# SUPPLIED MATERIAL:
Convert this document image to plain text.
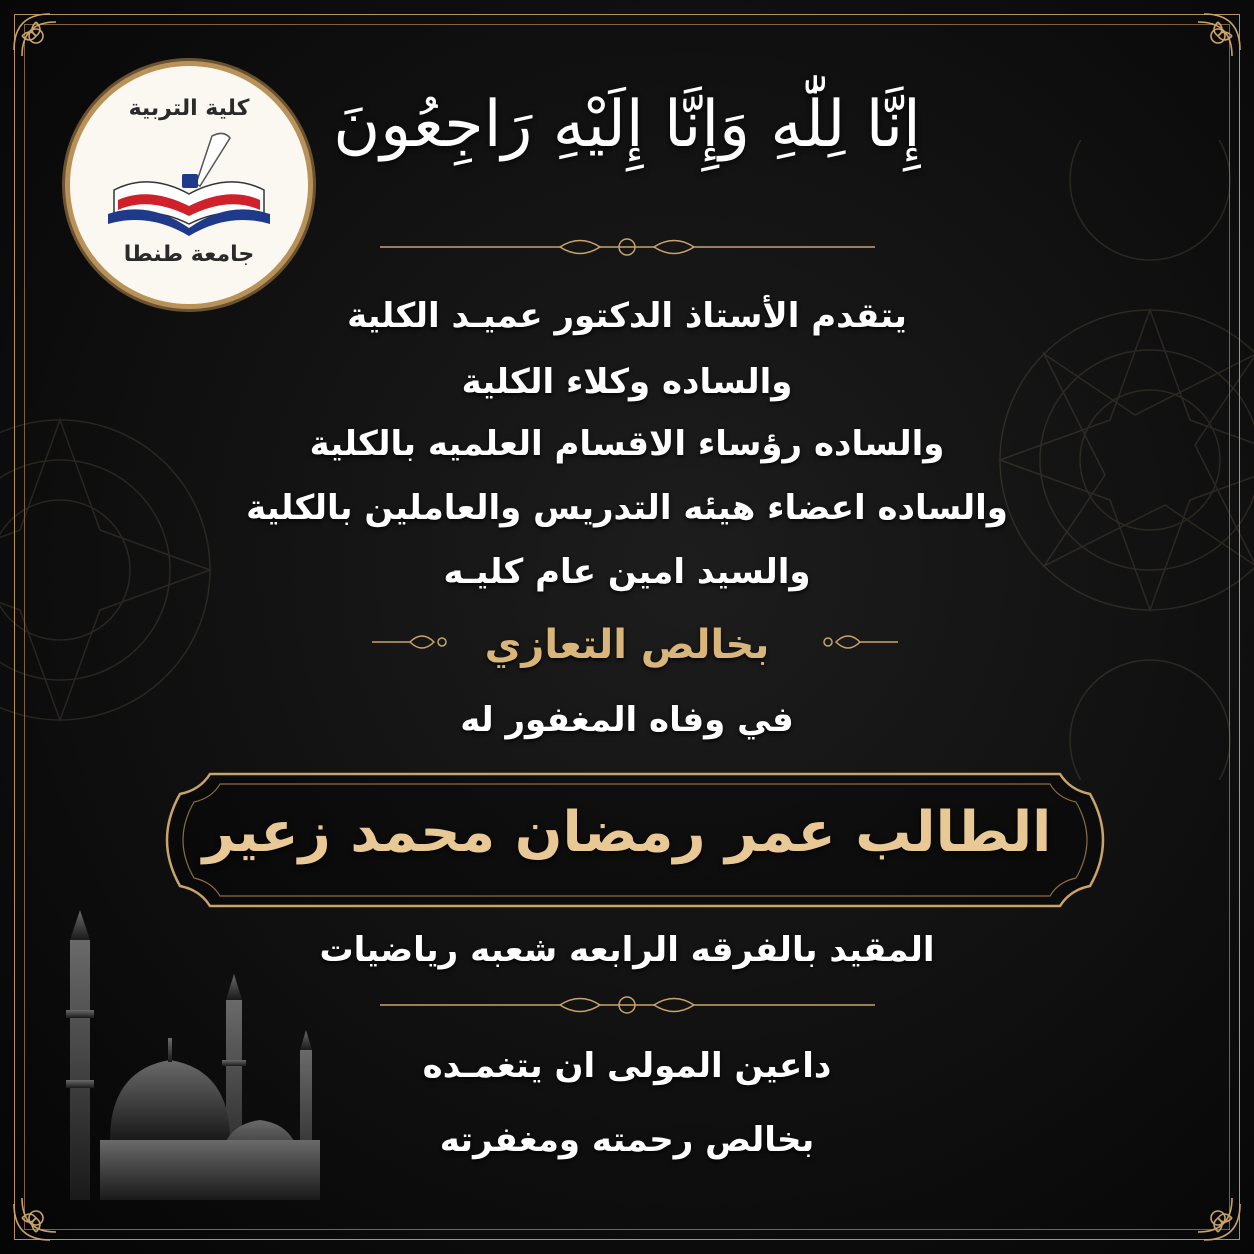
كلية التربية
جامعة طنطا
إِنَّا لِلّٰهِ وَإِنَّا إِلَيْهِ رَاجِعُونَ
يتقدم الأستاذ الدكتور عميـد الكلية
والساده وكلاء الكلية
والساده رؤساء الاقسام العلميه بالكلية
والساده اعضاء هيئه التدريس والعاملين بالكلية
والسيد امين عام كليـه
بخالص التعازي
في وفاه المغفور له
الطالب عمر رمضان محمد زعير
المقيد بالفرقه الرابعه شعبه رياضيات
داعين المولى ان يتغمـده
بخالص رحمته ومغفرته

# WHAT THIS TASK INVOLVES:
Copy out every line in the entries above that holds "بالكلية".

# RESPONSE:
والساده رؤساء الاقسام العلميه بالكلية
والساده اعضاء هيئه التدريس والعاملين بالكلية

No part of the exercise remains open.